_TASK DIRECTIONS:_
Transcribe everything in the data word for word. Pictures are left out.
— START OF DATA EXTRACT —
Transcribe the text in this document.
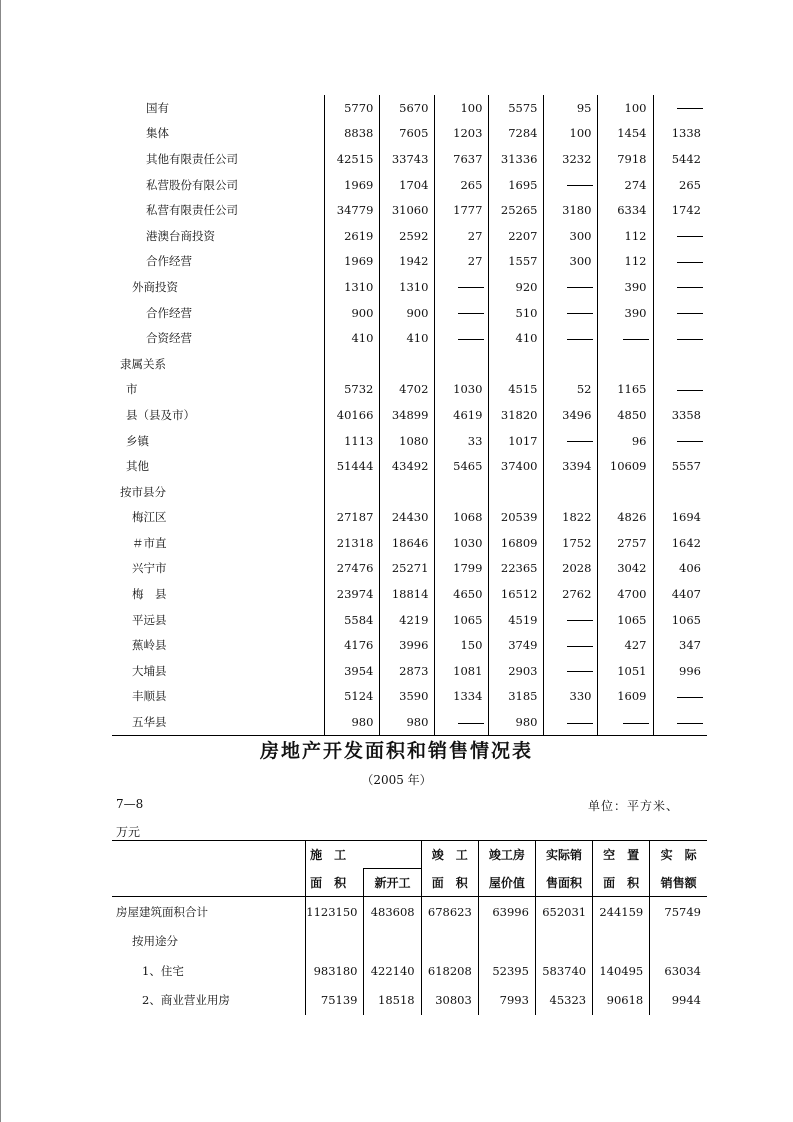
国有	5770	5670	100	5575	95	100	
集体	8838	7605	1203	7284	100	1454	1338
其他有限责任公司	42515	33743	7637	31336	3232	7918	5442
私营股份有限公司	1969	1704	265	1695		274	265
私营有限责任公司	34779	31060	1777	25265	3180	6334	1742
港澳台商投资	2619	2592	27	2207	300	112	
合作经营	1969	1942	27	1557	300	112	
外商投资	1310	1310		920		390	
合作经营	900	900		510		390	
合资经营	410	410		410			
隶属关系							
市	5732	4702	1030	4515	52	1165	
县（县及市）	40166	34899	4619	31820	3496	4850	3358
乡镇	1113	1080	33	1017		96	
其他	51444	43492	5465	37400	3394	10609	5557
按市县分							
梅江区	27187	24430	1068	20539	1822	4826	1694
＃市直	21318	18646	1030	16809	1752	2757	1642
兴宁市	27476	25271	1799	22365	2028	3042	406
梅　县	23974	18814	4650	16512	2762	4700	4407
平远县	5584	4219	1065	4519		1065	1065
蕉岭县	4176	3996	150	3749		427	347
大埔县	3954	2873	1081	2903		1051	996
丰顺县	5124	3590	1334	3185	330	1609	
五华县	980	980		980			
房地产开发面积和销售情况表
（2005 年）
7—8	单位：平方米、
万元
	施　工		竣　工	竣工房	实际销	空　置	实　际
	面　积	新开工	面　积	屋价值	售面积	面　积	销售额
房屋建筑面积合计	1123150	483608	678623	63996	652031	244159	75749
按用途分							
1、住宅	983180	422140	618208	52395	583740	140495	63034
2、商业营业用房	75139	18518	30803	7993	45323	90618	9944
— END OF DATA EXTRACT —
_WRITTEN RESPONSE:_
Transcribe the text in this document.
国有	5770	5670	100	5575	95	100	
集体	8838	7605	1203	7284	100	1454	1338
其他有限责任公司	42515	33743	7637	31336	3232	7918	5442
私营股份有限公司	1969	1704	265	1695		274	265
私营有限责任公司	34779	31060	1777	25265	3180	6334	1742
港澳台商投资	2619	2592	27	2207	300	112	
合作经营	1969	1942	27	1557	300	112	
外商投资	1310	1310		920		390	
合作经营	900	900		510		390	
合资经营	410	410		410			
隶属关系							
市	5732	4702	1030	4515	52	1165	
县（县及市）	40166	34899	4619	31820	3496	4850	3358
乡镇	1113	1080	33	1017		96	
其他	51444	43492	5465	37400	3394	10609	5557
按市县分							
梅江区	27187	24430	1068	20539	1822	4826	1694
＃市直	21318	18646	1030	16809	1752	2757	1642
兴宁市	27476	25271	1799	22365	2028	3042	406
梅　县	23974	18814	4650	16512	2762	4700	4407
平远县	5584	4219	1065	4519		1065	1065
蕉岭县	4176	3996	150	3749		427	347
大埔县	3954	2873	1081	2903		1051	996
丰顺县	5124	3590	1334	3185	330	1609	
五华县	980	980		980			
房地产开发面积和销售情况表
（2005 年）
7—8	单位：平方米、
万元
	施　工		竣　工	竣工房	实际销	空　置	实　际
	面　积	新开工	面　积	屋价值	售面积	面　积	销售额
房屋建筑面积合计	1123150	483608	678623	63996	652031	244159	75749
按用途分							
1、住宅	983180	422140	618208	52395	583740	140495	63034
2、商业营业用房	75139	18518	30803	7993	45323	90618	9944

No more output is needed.